EXERCISE TASK -> Pictures stay out; everything else in the records below is copied exactly.

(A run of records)

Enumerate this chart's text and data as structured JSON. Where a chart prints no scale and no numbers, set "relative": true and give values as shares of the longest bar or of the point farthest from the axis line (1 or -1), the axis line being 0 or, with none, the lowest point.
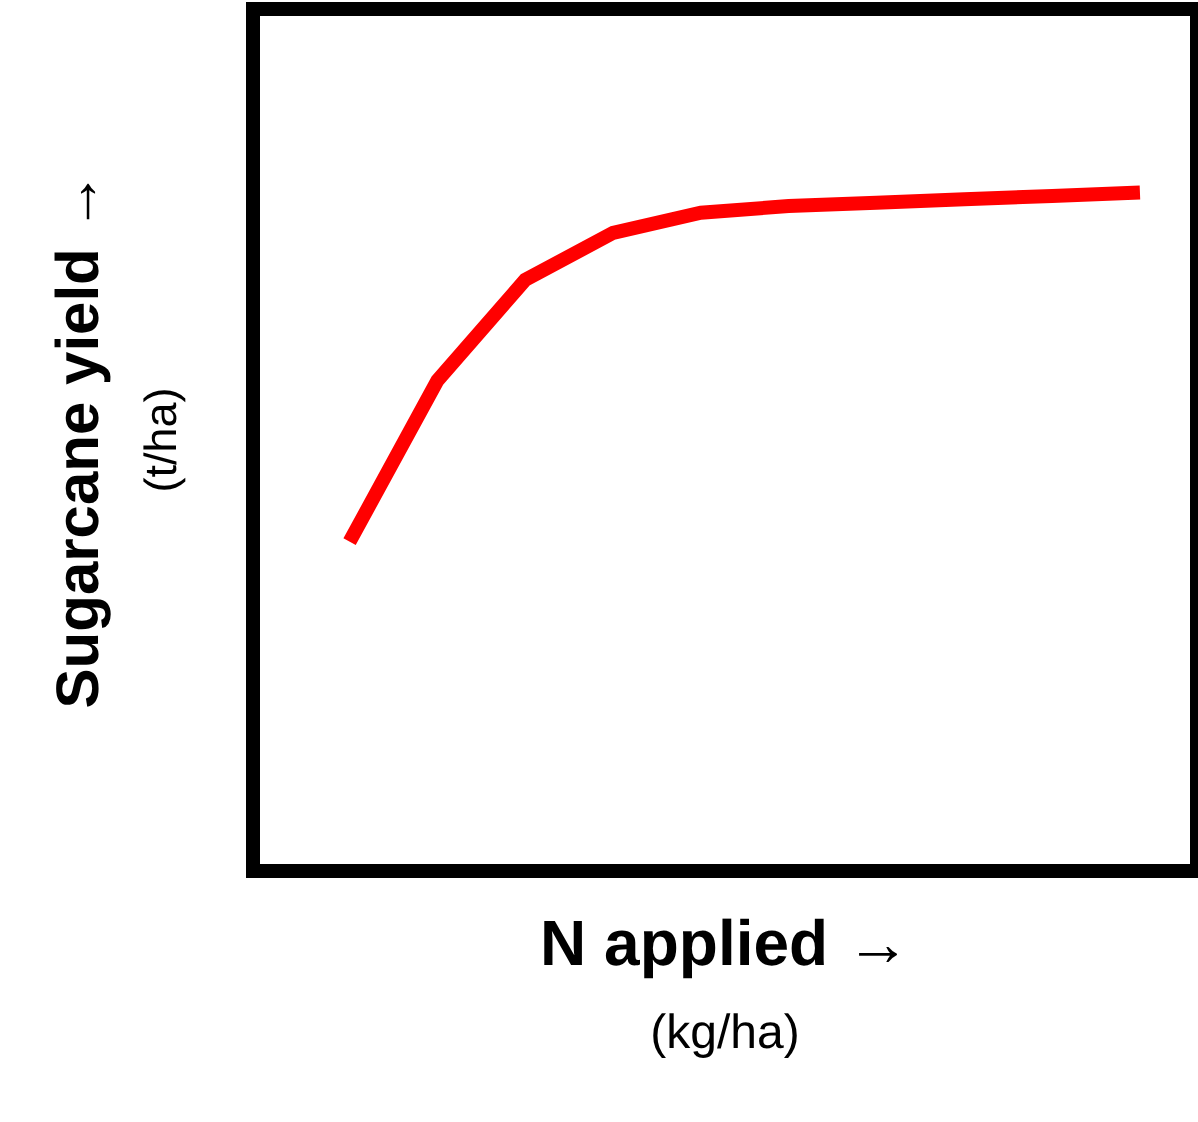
{
  "chart_data": {
    "type": "line",
    "relative": true,
    "xlabel": "N applied →\n(kg/ha)",
    "ylabel": "Sugarcane yield →\n(t/ha)",
    "categories": [
      null,
      null,
      null,
      null,
      null,
      null,
      null,
      null,
      null,
      null
    ],
    "series": [
      {
        "color": "#ff0000",
        "values": [
          0.48,
          0.72,
          0.87,
          0.94,
          0.97,
          0.98,
          0.985,
          0.99,
          0.995,
          1
        ]
      }
    ],
    "marker": "none",
    "line_style": "solid"
  }
}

RESPONSE FOR THIS EXERCISE ->
Enumerate this chart's text and data as structured JSON. Where a chart prints no scale and no numbers, set "relative": true and give values as shares of the longest bar or of the point farthest from the axis line (1 or -1), the axis line being 0 or, with none, the lowest point.
{
  "chart_data": {
    "type": "line",
    "relative": true,
    "xlabel": "N applied →\n(kg/ha)",
    "ylabel": "Sugarcane yield →\n(t/ha)",
    "categories": [
      null,
      null,
      null,
      null,
      null,
      null,
      null,
      null,
      null,
      null
    ],
    "series": [
      {
        "color": "#ff0000",
        "values": [
          0.48,
          0.72,
          0.87,
          0.94,
          0.97,
          0.98,
          0.985,
          0.99,
          0.995,
          1
        ]
      }
    ],
    "marker": "none",
    "line_style": "solid"
  }
}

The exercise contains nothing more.